--- Stored rows ---

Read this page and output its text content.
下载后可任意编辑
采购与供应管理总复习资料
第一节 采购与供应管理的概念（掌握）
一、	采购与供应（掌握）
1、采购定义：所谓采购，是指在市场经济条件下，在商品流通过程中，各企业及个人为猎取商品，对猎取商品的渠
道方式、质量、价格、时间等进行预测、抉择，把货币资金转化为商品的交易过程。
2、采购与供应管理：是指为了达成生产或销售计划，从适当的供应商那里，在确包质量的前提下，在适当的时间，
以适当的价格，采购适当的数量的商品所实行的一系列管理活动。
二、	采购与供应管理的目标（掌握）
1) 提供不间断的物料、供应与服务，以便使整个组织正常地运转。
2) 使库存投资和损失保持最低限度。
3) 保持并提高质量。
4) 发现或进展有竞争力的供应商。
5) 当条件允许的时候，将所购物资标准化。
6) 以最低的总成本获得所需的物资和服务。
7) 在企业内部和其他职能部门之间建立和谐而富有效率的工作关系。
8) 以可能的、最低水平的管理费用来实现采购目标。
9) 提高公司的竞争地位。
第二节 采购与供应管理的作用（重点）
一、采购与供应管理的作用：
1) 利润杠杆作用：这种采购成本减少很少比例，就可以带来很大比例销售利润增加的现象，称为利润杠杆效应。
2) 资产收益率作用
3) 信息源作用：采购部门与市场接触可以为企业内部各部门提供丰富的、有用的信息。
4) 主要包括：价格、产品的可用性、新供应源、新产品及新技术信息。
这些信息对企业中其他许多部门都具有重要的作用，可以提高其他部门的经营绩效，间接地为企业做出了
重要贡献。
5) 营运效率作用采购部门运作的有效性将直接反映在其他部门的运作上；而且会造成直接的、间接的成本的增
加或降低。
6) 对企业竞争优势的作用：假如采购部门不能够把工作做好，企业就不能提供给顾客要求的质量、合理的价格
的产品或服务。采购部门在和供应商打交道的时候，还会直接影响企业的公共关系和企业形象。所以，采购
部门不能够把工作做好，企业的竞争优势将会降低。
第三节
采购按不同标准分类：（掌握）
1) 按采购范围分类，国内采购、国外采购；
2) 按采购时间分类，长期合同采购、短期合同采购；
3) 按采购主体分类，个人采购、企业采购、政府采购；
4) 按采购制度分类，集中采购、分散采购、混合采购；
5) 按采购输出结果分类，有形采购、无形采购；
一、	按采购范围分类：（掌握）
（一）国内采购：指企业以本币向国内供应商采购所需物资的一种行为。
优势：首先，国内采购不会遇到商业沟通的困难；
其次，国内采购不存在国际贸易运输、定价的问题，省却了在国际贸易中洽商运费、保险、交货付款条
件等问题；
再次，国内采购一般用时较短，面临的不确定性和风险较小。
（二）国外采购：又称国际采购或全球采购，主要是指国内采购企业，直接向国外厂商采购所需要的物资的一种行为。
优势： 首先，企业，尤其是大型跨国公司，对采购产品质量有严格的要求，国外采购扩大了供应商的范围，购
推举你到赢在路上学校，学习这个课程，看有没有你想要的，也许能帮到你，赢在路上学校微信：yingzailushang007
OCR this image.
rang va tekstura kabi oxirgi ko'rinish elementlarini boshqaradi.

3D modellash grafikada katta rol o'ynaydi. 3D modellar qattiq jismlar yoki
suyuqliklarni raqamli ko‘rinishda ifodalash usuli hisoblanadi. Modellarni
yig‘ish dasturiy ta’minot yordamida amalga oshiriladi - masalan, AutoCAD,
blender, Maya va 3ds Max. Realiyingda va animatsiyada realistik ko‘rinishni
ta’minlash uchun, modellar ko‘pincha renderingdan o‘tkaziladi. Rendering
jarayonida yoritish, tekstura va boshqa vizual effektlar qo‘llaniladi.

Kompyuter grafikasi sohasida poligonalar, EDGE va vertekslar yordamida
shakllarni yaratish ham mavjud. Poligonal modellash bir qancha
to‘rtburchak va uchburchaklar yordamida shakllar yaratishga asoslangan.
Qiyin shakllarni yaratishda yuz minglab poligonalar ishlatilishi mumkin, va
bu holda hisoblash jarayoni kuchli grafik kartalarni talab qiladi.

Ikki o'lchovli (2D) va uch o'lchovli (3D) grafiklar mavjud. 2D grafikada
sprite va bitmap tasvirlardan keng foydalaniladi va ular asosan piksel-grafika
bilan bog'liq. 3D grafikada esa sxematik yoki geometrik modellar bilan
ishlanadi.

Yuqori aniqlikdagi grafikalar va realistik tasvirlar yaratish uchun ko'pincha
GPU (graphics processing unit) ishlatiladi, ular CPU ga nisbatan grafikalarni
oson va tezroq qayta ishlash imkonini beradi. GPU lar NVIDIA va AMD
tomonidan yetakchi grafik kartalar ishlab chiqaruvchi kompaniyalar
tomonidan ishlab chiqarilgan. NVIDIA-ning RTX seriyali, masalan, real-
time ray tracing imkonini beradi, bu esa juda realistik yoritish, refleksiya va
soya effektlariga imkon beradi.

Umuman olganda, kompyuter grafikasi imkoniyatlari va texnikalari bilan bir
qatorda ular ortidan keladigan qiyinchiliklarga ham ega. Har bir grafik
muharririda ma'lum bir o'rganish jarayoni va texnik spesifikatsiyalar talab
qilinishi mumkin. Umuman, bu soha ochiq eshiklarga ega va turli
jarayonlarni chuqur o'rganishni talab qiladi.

---

▶ **Stated task**
Pull out every line in the material above where "yoki" occurs.

▶ **Exercise response**
3D modellash grafikada katta rol o'ynaydi. 3D modellar qattiq jismlar yoki
bilan bog'liq. 3D grafikada esa sxematik yoki geometrik modellar bilan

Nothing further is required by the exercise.